### Request
Transcribe the records that follow. Keep every word exactly, and drop the pictures.
+ + +
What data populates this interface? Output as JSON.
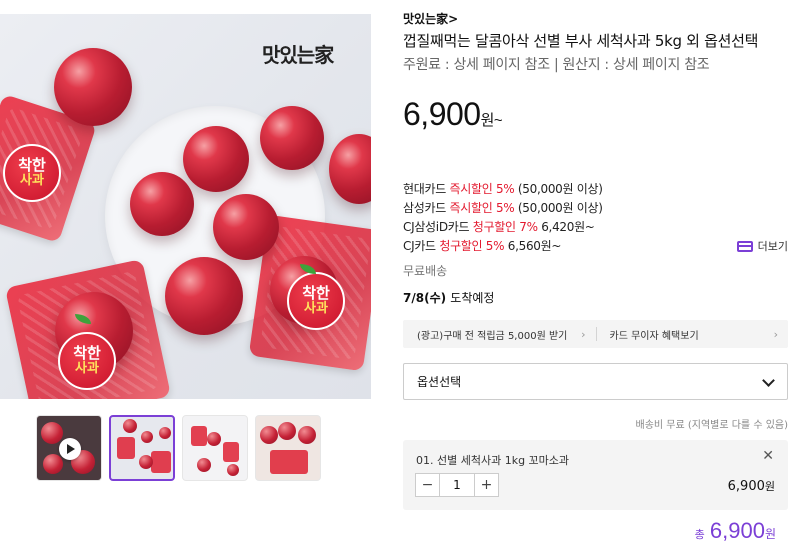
{
  "gallery": {
    "logo_text": "맛있는家",
    "badge_line1": "착한",
    "badge_line2": "사과",
    "thumbnails": [
      {
        "kind": "video"
      },
      {
        "kind": "image",
        "selected": true
      },
      {
        "kind": "image"
      },
      {
        "kind": "image"
      }
    ]
  },
  "product": {
    "brand": "맛있는家",
    "brand_chevron": ">",
    "title": "껍질째먹는 달콤아삭 선별 부사 세척사과 5kg 외 옵션선택",
    "meta": "주원료 : 상세 페이지 참조 | 원산지 : 상세 페이지 참조",
    "price": "6,900",
    "price_unit": "원~"
  },
  "card_offers": [
    {
      "card": "현대카드",
      "benefit": "즉시할인 5%",
      "detail": "(50,000원 이상)"
    },
    {
      "card": "삼성카드",
      "benefit": "즉시할인 5%",
      "detail": "(50,000원 이상)"
    },
    {
      "card": "CJ삼성iD카드",
      "benefit": "청구할인 7%",
      "detail": "6,420원~"
    },
    {
      "card": "CJ카드",
      "benefit": "청구할인 5%",
      "detail": "6,560원~"
    }
  ],
  "more_label": "더보기",
  "shipping": "무료배송",
  "arrival": {
    "date": "7/8(수)",
    "label": "도착예정"
  },
  "promos": [
    {
      "label": "(광고)구매 전 적립금 5,000원 받기"
    },
    {
      "label": "카드 무이자 혜택보기"
    }
  ],
  "option_select": {
    "label": "옵션선택"
  },
  "delivery_note": "배송비 무료 (지역별로 다를 수 있음)",
  "selected_option": {
    "name": "01. 선별 세척사과 1kg 꼬마소과",
    "quantity": "1",
    "minus": "−",
    "plus": "+",
    "price": "6,900",
    "price_unit": "원",
    "remove": "✕"
  },
  "total": {
    "label": "총",
    "amount": "6,900",
    "unit": "원"
  },
  "colors": {
    "accent": "#7b3fd6",
    "discount": "#e3192e"
  }
}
+ + +
### Output of the task
What data populates this interface? Output as JSON.
{
  "gallery": {
    "logo_text": "맛있는家",
    "badge_line1": "착한",
    "badge_line2": "사과",
    "thumbnails": [
      {
        "kind": "video"
      },
      {
        "kind": "image",
        "selected": true
      },
      {
        "kind": "image"
      },
      {
        "kind": "image"
      }
    ]
  },
  "product": {
    "brand": "맛있는家",
    "brand_chevron": ">",
    "title": "껍질째먹는 달콤아삭 선별 부사 세척사과 5kg 외 옵션선택",
    "meta": "주원료 : 상세 페이지 참조 | 원산지 : 상세 페이지 참조",
    "price": "6,900",
    "price_unit": "원~"
  },
  "card_offers": [
    {
      "card": "현대카드",
      "benefit": "즉시할인 5%",
      "detail": "(50,000원 이상)"
    },
    {
      "card": "삼성카드",
      "benefit": "즉시할인 5%",
      "detail": "(50,000원 이상)"
    },
    {
      "card": "CJ삼성iD카드",
      "benefit": "청구할인 7%",
      "detail": "6,420원~"
    },
    {
      "card": "CJ카드",
      "benefit": "청구할인 5%",
      "detail": "6,560원~"
    }
  ],
  "more_label": "더보기",
  "shipping": "무료배송",
  "arrival": {
    "date": "7/8(수)",
    "label": "도착예정"
  },
  "promos": [
    {
      "label": "(광고)구매 전 적립금 5,000원 받기"
    },
    {
      "label": "카드 무이자 혜택보기"
    }
  ],
  "option_select": {
    "label": "옵션선택"
  },
  "delivery_note": "배송비 무료 (지역별로 다를 수 있음)",
  "selected_option": {
    "name": "01. 선별 세척사과 1kg 꼬마소과",
    "quantity": "1",
    "minus": "−",
    "plus": "+",
    "price": "6,900",
    "price_unit": "원",
    "remove": "✕"
  },
  "total": {
    "label": "총",
    "amount": "6,900",
    "unit": "원"
  },
  "colors": {
    "accent": "#7b3fd6",
    "discount": "#e3192e"
  }
}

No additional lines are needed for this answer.